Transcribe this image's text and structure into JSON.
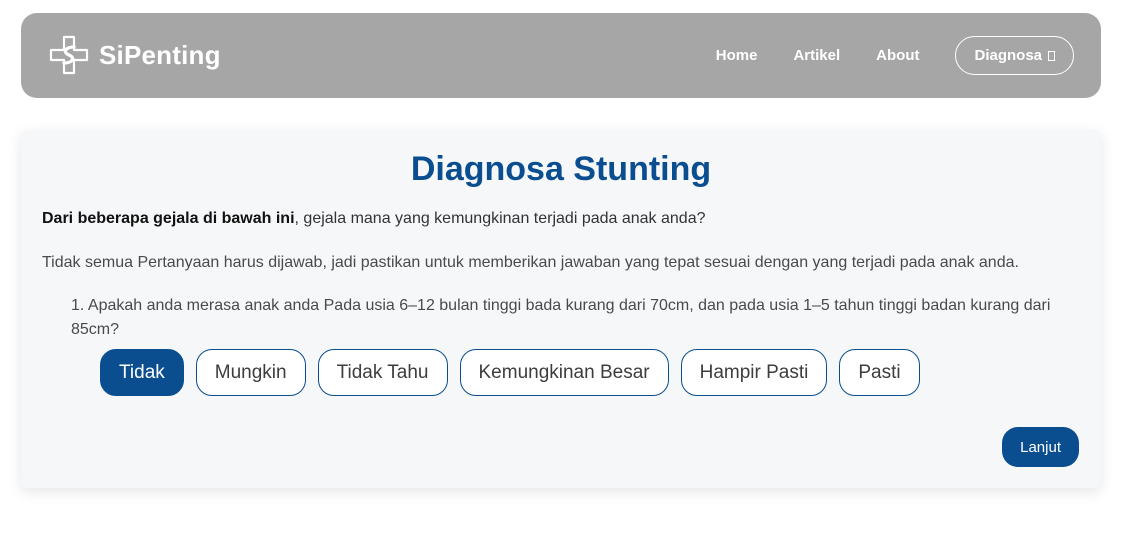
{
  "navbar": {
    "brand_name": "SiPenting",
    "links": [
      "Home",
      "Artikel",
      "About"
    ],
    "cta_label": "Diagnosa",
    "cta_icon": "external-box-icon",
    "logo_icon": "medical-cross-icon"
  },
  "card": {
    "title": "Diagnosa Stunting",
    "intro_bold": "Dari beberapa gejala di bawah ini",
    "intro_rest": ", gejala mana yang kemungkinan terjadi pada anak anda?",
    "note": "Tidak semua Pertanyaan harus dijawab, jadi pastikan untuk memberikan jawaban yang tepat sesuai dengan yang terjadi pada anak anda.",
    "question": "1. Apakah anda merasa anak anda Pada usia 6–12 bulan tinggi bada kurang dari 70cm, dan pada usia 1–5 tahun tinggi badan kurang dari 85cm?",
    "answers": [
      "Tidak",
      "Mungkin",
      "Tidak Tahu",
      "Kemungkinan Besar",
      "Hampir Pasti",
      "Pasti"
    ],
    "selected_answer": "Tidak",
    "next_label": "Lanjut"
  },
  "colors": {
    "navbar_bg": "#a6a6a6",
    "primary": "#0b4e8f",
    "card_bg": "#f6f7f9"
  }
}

——

» Required work:
Using the records above, copy each line that contains "icon".

» Output for this task:
    "cta_icon": "external-box-icon",
    "logo_icon": "medical-cross-icon"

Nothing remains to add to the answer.